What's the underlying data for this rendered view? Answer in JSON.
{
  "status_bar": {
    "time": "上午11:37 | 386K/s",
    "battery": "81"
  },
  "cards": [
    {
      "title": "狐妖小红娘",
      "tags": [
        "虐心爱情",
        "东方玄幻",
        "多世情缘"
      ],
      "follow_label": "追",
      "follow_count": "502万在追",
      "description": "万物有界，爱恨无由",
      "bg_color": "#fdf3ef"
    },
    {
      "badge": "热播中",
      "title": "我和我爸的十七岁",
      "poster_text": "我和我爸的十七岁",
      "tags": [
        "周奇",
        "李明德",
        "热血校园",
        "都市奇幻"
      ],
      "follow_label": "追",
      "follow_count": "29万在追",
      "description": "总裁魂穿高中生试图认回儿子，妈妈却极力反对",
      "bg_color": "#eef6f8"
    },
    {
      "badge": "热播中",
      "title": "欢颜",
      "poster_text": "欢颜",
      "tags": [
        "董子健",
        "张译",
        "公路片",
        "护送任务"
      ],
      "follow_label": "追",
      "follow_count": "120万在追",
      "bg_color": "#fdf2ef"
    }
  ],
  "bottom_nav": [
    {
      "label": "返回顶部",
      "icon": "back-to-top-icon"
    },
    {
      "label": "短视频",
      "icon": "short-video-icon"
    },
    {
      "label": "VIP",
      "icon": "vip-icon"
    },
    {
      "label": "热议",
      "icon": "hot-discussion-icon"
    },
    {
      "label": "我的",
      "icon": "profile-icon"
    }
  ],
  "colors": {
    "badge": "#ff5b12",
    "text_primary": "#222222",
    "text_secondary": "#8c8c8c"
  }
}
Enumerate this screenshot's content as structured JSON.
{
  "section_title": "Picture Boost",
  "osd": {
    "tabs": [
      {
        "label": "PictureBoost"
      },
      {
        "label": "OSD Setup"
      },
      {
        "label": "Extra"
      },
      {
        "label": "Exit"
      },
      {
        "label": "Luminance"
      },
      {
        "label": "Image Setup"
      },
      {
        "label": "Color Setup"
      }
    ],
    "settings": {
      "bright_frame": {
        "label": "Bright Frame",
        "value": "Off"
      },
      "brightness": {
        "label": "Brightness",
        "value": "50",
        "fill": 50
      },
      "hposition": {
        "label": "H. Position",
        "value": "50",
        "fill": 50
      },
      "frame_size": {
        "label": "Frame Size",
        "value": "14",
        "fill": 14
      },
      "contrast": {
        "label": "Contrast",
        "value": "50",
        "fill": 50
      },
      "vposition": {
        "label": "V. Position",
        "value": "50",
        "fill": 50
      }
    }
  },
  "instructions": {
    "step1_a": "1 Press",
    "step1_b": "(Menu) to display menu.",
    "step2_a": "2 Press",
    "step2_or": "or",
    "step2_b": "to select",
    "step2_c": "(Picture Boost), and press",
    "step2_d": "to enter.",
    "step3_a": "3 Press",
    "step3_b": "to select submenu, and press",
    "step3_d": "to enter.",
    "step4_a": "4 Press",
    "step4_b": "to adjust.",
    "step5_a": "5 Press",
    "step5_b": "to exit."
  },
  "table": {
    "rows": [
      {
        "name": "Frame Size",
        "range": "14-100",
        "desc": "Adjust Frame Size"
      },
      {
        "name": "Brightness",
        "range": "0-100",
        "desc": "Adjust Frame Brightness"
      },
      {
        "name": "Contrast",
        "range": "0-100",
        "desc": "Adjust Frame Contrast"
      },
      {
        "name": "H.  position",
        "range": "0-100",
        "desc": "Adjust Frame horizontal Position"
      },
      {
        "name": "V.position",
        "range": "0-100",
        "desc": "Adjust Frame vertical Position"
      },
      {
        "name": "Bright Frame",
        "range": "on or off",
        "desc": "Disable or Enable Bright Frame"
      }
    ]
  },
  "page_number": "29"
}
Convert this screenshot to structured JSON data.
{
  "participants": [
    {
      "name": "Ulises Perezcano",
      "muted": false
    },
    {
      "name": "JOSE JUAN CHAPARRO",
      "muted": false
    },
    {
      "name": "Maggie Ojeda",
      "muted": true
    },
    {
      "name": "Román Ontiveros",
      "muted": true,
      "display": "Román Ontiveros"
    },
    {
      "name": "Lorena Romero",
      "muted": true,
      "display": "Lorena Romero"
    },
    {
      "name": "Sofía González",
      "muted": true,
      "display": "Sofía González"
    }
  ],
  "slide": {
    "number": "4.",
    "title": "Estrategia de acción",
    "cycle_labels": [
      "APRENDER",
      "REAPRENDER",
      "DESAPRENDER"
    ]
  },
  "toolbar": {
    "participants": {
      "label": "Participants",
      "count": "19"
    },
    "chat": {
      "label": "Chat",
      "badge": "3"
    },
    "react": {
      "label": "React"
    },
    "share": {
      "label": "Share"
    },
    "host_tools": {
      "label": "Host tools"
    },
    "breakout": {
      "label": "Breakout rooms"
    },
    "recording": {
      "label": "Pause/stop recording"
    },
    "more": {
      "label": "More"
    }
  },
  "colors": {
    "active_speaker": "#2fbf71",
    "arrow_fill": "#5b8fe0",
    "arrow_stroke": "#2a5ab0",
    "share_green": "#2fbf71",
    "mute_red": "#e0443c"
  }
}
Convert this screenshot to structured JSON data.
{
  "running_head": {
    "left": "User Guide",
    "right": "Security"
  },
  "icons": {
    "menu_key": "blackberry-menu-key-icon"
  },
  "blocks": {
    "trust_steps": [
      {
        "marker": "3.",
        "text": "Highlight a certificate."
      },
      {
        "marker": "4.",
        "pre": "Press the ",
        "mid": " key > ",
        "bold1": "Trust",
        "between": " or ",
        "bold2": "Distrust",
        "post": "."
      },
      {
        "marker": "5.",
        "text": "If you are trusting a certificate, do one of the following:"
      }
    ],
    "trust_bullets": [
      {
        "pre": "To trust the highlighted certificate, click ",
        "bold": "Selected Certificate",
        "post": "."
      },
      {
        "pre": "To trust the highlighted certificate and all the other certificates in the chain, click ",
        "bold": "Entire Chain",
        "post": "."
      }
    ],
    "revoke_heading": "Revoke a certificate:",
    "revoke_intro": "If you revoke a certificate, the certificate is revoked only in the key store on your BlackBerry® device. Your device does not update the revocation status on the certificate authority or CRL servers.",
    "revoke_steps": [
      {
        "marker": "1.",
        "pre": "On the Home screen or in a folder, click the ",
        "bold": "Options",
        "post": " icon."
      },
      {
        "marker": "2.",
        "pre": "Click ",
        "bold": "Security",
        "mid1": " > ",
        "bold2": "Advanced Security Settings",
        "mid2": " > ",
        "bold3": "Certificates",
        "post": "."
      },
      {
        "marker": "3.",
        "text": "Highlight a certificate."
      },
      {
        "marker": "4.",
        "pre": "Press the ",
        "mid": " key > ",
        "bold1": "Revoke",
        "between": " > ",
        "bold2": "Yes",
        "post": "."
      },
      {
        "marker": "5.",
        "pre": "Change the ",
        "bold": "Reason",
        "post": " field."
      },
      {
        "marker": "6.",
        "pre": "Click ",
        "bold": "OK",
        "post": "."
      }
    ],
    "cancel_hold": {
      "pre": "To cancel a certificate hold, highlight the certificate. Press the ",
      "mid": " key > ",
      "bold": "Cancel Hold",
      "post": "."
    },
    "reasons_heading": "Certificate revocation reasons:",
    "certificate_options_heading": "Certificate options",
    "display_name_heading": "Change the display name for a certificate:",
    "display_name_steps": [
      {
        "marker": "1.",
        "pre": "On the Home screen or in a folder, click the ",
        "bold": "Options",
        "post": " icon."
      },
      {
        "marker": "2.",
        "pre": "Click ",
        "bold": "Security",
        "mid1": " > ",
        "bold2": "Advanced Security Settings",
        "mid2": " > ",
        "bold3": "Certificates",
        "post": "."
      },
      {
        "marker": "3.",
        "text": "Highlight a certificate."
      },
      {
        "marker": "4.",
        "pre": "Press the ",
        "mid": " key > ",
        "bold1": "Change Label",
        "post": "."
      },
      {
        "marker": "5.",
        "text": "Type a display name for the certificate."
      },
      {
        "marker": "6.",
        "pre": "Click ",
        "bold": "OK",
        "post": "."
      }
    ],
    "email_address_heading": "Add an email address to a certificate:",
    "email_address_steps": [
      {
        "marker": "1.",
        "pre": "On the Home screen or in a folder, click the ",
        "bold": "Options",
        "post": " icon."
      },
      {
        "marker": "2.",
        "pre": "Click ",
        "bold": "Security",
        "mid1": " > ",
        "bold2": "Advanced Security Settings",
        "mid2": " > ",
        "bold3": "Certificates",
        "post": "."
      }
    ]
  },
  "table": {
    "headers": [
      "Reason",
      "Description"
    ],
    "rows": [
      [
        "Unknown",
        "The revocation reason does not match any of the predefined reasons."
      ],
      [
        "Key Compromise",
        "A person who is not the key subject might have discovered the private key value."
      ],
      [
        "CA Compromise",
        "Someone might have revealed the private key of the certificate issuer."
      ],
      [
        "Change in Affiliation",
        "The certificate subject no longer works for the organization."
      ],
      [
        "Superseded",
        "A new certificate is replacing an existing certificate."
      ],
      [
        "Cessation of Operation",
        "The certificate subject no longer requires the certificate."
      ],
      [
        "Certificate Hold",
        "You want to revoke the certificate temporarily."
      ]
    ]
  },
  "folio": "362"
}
_ _ _
TASK BRIEF: Identify and copy lines that hold the string "Setup".

PROBLEM SOLUTION:
        "label": "OSD Setup"
        "label": "Image Setup"
        "label": "Color Setup"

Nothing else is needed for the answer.